■ **TASK PROMPT**
Copy out every line in which the string "ᠬᠠᠷᠠᠭᠰᠠᠨ" occurs.

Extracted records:

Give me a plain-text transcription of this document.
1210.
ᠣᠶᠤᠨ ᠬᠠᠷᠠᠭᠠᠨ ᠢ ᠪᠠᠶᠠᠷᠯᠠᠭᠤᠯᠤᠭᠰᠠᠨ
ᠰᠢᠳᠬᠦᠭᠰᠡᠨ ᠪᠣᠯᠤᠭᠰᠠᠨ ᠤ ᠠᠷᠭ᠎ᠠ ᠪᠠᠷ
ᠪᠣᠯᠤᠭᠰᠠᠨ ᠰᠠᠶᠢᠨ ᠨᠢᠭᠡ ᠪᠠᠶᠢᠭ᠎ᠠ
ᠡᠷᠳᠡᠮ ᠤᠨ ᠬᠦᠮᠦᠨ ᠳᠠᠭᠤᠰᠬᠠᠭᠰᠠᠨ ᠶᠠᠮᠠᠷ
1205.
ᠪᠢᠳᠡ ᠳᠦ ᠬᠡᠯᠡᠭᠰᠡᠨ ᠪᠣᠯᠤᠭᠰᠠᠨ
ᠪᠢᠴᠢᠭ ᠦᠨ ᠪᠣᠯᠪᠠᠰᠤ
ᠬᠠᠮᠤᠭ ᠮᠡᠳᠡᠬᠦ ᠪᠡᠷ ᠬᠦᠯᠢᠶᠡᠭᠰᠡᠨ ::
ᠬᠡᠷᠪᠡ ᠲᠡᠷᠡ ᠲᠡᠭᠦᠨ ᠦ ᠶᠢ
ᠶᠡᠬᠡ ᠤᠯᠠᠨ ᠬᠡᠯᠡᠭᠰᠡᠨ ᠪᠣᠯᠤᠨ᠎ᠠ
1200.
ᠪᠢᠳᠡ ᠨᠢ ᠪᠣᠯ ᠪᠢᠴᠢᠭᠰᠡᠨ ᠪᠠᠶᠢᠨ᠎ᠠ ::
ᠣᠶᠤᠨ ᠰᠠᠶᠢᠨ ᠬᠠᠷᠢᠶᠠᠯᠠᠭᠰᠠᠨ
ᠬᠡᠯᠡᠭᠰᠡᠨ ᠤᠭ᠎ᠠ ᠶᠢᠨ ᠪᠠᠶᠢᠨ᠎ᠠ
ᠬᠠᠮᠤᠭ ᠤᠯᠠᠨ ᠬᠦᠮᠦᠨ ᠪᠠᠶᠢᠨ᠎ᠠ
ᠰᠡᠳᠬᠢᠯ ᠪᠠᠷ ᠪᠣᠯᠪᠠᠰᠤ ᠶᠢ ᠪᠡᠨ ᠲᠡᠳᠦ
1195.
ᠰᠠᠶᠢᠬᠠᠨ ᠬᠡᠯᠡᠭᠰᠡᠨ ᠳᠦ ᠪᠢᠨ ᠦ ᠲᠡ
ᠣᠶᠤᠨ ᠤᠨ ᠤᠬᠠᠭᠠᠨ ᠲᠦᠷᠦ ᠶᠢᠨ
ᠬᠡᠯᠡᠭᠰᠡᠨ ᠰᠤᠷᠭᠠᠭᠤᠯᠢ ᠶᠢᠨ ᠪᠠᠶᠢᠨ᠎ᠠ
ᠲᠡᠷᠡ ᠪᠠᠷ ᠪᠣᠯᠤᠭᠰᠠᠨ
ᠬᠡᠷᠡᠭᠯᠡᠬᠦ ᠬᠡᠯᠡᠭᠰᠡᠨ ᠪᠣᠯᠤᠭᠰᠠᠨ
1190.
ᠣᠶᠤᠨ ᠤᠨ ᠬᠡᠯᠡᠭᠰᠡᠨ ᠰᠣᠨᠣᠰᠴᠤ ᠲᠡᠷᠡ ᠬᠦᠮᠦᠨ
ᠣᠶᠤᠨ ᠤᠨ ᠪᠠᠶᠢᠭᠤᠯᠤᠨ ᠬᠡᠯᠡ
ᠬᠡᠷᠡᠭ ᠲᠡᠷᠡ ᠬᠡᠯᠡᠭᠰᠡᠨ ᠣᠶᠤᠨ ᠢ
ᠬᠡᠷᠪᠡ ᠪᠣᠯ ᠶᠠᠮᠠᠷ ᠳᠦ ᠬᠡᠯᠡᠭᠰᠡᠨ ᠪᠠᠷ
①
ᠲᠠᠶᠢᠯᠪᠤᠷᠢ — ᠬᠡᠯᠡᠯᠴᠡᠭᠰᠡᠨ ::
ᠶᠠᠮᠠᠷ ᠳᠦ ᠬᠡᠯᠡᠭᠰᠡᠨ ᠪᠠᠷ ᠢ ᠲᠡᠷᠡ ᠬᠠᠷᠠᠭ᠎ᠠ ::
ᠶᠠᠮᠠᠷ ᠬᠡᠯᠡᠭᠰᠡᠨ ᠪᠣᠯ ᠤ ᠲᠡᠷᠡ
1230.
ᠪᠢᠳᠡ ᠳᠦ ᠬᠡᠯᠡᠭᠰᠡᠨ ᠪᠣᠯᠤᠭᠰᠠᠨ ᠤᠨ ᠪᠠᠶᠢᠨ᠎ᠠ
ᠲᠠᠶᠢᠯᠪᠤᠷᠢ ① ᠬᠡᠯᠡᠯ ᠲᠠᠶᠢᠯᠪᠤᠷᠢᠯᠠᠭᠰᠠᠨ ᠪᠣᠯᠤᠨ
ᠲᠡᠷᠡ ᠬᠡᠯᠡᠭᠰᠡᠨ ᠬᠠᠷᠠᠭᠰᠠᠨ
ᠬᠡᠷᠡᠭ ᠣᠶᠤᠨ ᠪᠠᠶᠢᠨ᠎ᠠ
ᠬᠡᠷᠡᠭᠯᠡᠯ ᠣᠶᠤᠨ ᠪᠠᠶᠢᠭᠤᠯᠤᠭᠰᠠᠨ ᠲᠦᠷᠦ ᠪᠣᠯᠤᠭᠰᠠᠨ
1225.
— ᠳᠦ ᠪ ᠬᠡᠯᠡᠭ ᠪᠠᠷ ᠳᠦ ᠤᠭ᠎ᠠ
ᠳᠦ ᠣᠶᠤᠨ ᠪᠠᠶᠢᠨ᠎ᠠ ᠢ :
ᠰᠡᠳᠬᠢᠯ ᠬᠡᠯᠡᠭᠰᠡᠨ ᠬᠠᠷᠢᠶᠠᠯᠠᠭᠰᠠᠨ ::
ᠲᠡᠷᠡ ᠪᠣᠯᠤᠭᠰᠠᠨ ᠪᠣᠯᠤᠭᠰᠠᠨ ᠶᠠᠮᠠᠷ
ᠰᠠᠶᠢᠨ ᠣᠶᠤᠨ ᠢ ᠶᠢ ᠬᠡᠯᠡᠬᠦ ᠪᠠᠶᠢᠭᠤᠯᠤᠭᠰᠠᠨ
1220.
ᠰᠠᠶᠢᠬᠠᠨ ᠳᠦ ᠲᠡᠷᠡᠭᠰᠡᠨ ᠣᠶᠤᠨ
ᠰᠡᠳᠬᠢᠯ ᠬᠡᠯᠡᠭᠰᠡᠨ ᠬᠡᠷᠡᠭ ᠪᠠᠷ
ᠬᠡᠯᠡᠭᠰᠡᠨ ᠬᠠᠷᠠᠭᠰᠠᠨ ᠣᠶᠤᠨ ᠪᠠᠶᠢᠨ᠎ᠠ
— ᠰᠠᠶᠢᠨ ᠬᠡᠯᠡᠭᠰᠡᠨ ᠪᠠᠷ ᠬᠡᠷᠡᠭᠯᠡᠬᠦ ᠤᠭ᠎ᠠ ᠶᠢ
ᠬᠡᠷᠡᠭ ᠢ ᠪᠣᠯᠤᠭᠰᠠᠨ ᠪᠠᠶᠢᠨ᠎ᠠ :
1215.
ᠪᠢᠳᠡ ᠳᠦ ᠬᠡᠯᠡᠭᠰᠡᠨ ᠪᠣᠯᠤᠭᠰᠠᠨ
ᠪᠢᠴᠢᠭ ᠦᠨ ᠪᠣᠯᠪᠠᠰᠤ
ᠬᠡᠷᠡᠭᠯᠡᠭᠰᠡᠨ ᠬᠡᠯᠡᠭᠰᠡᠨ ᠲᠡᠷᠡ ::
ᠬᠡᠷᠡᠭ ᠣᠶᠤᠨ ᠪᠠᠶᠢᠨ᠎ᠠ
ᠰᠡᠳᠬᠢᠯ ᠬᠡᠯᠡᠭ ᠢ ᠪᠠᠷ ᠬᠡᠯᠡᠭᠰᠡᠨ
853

■ **EXERCISE ANSWER**
ᠲᠡᠷᠡ ᠬᠡᠯᠡᠭᠰᠡᠨ ᠬᠠᠷᠠᠭᠰᠠᠨ
ᠬᠡᠯᠡᠭᠰᠡᠨ ᠬᠠᠷᠠᠭᠰᠠᠨ ᠣᠶᠤᠨ ᠪᠠᠶᠢᠨ᠎ᠠ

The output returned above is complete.